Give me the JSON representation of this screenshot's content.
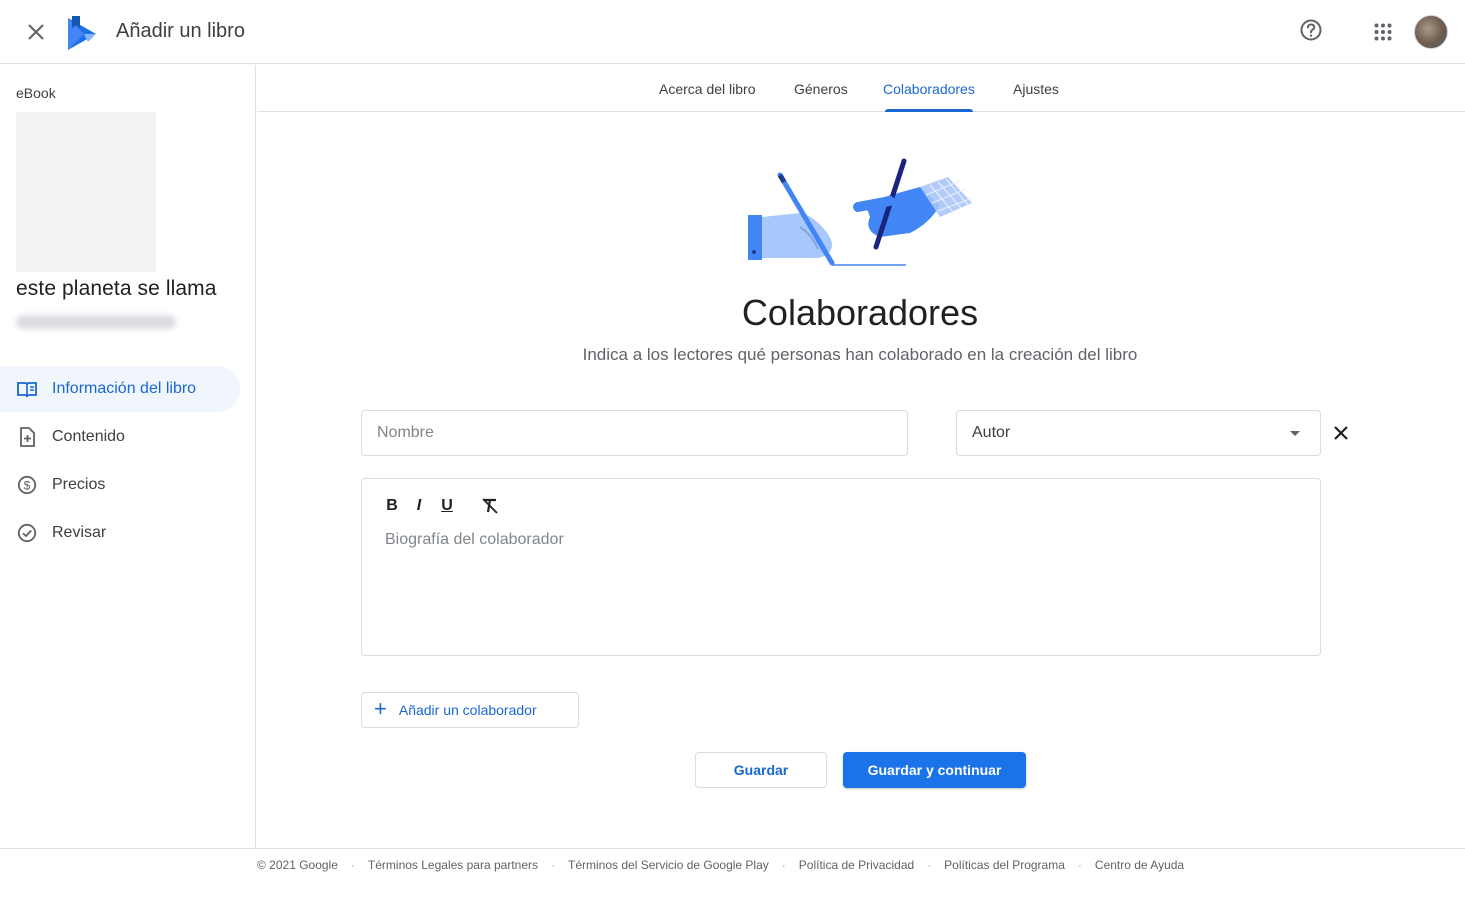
{
  "header": {
    "title": "Añadir un libro",
    "icons": {
      "close": "close-icon",
      "logo": "play-books-logo",
      "help": "help-icon",
      "apps": "apps-grid-icon",
      "avatar": "account-avatar"
    }
  },
  "sidebar": {
    "format_label": "eBook",
    "book_title": "este planeta se llama",
    "nav": [
      {
        "label": "Información del libro",
        "icon": "book-open-icon",
        "active": true
      },
      {
        "label": "Contenido",
        "icon": "file-add-icon",
        "active": false
      },
      {
        "label": "Precios",
        "icon": "dollar-circle-icon",
        "active": false
      },
      {
        "label": "Revisar",
        "icon": "check-circle-icon",
        "active": false
      }
    ]
  },
  "tabs": [
    {
      "label": "Acerca del libro",
      "active": false
    },
    {
      "label": "Géneros",
      "active": false
    },
    {
      "label": "Colaboradores",
      "active": true
    },
    {
      "label": "Ajustes",
      "active": false
    }
  ],
  "main": {
    "heading": "Colaboradores",
    "subtitle": "Indica a los lectores qué personas han colaborado en la creación del libro",
    "name_placeholder": "Nombre",
    "name_value": "",
    "role_selected": "Autor",
    "editor_toolbar": [
      "B",
      "I",
      "U",
      "clear-format"
    ],
    "bio_placeholder": "Biografía del colaborador",
    "add_collaborator_label": "Añadir un colaborador",
    "save_label": "Guardar",
    "save_continue_label": "Guardar y continuar"
  },
  "footer": {
    "copyright": "© 2021 Google",
    "links": [
      "Términos Legales para partners",
      "Términos del Servicio de Google Play",
      "Política de Privacidad",
      "Políticas del Programa",
      "Centro de Ayuda"
    ]
  },
  "colors": {
    "accent": "#1a73e8",
    "accent_text": "#1967d2",
    "border": "#dadce0",
    "nav_active_bg": "#f1f6fd"
  }
}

··········

Leaving the pictures aside, transcribe the entire listing exactly.

*Written answer:*
Give me the JSON representation of this screenshot's content.
{
  "header": {
    "title": "Añadir un libro",
    "icons": {
      "close": "close-icon",
      "logo": "play-books-logo",
      "help": "help-icon",
      "apps": "apps-grid-icon",
      "avatar": "account-avatar"
    }
  },
  "sidebar": {
    "format_label": "eBook",
    "book_title": "este planeta se llama",
    "nav": [
      {
        "label": "Información del libro",
        "icon": "book-open-icon",
        "active": true
      },
      {
        "label": "Contenido",
        "icon": "file-add-icon",
        "active": false
      },
      {
        "label": "Precios",
        "icon": "dollar-circle-icon",
        "active": false
      },
      {
        "label": "Revisar",
        "icon": "check-circle-icon",
        "active": false
      }
    ]
  },
  "tabs": [
    {
      "label": "Acerca del libro",
      "active": false
    },
    {
      "label": "Géneros",
      "active": false
    },
    {
      "label": "Colaboradores",
      "active": true
    },
    {
      "label": "Ajustes",
      "active": false
    }
  ],
  "main": {
    "heading": "Colaboradores",
    "subtitle": "Indica a los lectores qué personas han colaborado en la creación del libro",
    "name_placeholder": "Nombre",
    "name_value": "",
    "role_selected": "Autor",
    "editor_toolbar": [
      "B",
      "I",
      "U",
      "clear-format"
    ],
    "bio_placeholder": "Biografía del colaborador",
    "add_collaborator_label": "Añadir un colaborador",
    "save_label": "Guardar",
    "save_continue_label": "Guardar y continuar"
  },
  "footer": {
    "copyright": "© 2021 Google",
    "links": [
      "Términos Legales para partners",
      "Términos del Servicio de Google Play",
      "Política de Privacidad",
      "Políticas del Programa",
      "Centro de Ayuda"
    ]
  },
  "colors": {
    "accent": "#1a73e8",
    "accent_text": "#1967d2",
    "border": "#dadce0",
    "nav_active_bg": "#f1f6fd"
  }
}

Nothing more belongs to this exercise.